EN QUÉ CONSISTE
¿Puedes dar estas líneas como una lista JSON de cadenas, con una cadena por cada línea y sin incluir las líneas en blanco?

LÍNEAS PROPORCIONADAS
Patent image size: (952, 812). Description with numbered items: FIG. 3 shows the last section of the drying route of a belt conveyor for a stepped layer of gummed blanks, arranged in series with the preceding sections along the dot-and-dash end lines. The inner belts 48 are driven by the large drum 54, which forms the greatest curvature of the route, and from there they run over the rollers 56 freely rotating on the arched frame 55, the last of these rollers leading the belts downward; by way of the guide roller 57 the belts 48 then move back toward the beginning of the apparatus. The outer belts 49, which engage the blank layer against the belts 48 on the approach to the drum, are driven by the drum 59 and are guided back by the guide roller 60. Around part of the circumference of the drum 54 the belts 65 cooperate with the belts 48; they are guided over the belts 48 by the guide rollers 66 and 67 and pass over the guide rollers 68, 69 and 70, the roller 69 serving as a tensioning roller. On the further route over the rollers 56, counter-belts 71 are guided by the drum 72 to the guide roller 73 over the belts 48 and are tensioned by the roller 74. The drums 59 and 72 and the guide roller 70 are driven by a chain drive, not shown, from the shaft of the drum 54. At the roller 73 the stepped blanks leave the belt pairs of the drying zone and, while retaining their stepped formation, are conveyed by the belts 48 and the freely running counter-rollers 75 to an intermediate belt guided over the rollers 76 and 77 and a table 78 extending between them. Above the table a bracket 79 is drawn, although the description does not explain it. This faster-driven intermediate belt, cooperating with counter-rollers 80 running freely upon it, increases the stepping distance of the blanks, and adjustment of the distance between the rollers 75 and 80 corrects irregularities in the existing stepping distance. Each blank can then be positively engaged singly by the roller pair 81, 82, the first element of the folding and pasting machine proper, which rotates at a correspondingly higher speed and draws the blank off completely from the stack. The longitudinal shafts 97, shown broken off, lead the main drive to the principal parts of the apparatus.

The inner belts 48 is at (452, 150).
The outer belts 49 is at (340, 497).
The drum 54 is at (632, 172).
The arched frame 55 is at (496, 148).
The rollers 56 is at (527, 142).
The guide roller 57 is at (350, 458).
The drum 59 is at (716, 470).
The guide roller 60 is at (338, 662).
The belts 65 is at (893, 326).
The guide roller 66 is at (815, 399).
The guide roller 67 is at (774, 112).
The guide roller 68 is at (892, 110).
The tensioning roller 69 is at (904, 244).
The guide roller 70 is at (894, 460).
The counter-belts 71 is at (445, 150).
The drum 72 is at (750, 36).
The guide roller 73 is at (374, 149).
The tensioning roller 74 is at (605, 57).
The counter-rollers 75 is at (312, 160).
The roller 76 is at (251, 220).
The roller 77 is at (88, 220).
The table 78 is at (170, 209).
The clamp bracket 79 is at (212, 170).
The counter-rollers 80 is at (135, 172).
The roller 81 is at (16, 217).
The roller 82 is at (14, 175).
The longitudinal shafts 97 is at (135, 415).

RESULTADO OBTENIDO
[
  "Patent image size: (952, 812). Description with numbered items: FIG. 3 shows the last section of the drying route of a belt conveyor for a stepped layer of gummed blanks, arranged in series with the preceding sections along the dot-and-dash end lines. The inner belts 48 are driven by the large drum 54, which forms the greatest curvature of the route, and from there they run over the rollers 56 freely rotating on the arched frame 55, the last of these rollers leading the belts downward; by way of the guide roller 57 the belts 48 then move back toward the beginning of the apparatus. The outer belts 49, which engage the blank layer against the belts 48 on the approach to the drum, are driven by the drum 59 and are guided back by the guide roller 60. Around part of the circumference of the drum 54 the belts 65 cooperate with the belts 48; they are guided over the belts 48 by the guide rollers 66 and 67 and pass over the guide rollers 68, 69 and 70, the roller 69 serving as a tensioning roller. On the further route over the rollers 56, counter-belts 71 are guided by the drum 72 to the guide roller 73 over the belts 48 and are tensioned by the roller 74. The drums 59 and 72 and the guide roller 70 are driven by a chain drive, not shown, from the shaft of the drum 54. At the roller 73 the stepped blanks leave the belt pairs of the drying zone and, while retaining their stepped formation, are conveyed by the belts 48 and the freely running counter-rollers 75 to an intermediate belt guided over the rollers 76 and 77 and a table 78 extending between them. Above the table a bracket 79 is drawn, although the description does not explain it. This faster-driven intermediate belt, cooperating with counter-rollers 80 running freely upon it, increases the stepping distance of the blanks, and adjustment of the distance between the rollers 75 and 80 corrects irregularities in the existing stepping distance. Each blank can then be positively engaged singly by the roller pair 81, 82, the first element of the folding and pasting machine proper, which rotates at a correspondingly higher speed and draws the blank off completely from the stack. The longitudinal shafts 97, shown broken off, lead the main drive to the principal parts of the apparatus.",
  "The inner belts 48 is at (452, 150).",
  "The outer belts 49 is at (340, 497).",
  "The drum 54 is at (632, 172).",
  "The arched frame 55 is at (496, 148).",
  "The rollers 56 is at (527, 142).",
  "The guide roller 57 is at (350, 458).",
  "The drum 59 is at (716, 470).",
  "The guide roller 60 is at (338, 662).",
  "The belts 65 is at (893, 326).",
  "The guide roller 66 is at (815, 399).",
  "The guide roller 67 is at (774, 112).",
  "The guide roller 68 is at (892, 110).",
  "The tensioning roller 69 is at (904, 244).",
  "The guide roller 70 is at (894, 460).",
  "The counter-belts 71 is at (445, 150).",
  "The drum 72 is at (750, 36).",
  "The guide roller 73 is at (374, 149).",
  "The tensioning roller 74 is at (605, 57).",
  "The counter-rollers 75 is at (312, 160).",
  "The roller 76 is at (251, 220).",
  "The roller 77 is at (88, 220).",
  "The table 78 is at (170, 209).",
  "The clamp bracket 79 is at (212, 170).",
  "The counter-rollers 80 is at (135, 172).",
  "The roller 81 is at (16, 217).",
  "The roller 82 is at (14, 175).",
  "The longitudinal shafts 97 is at (135, 415)."
]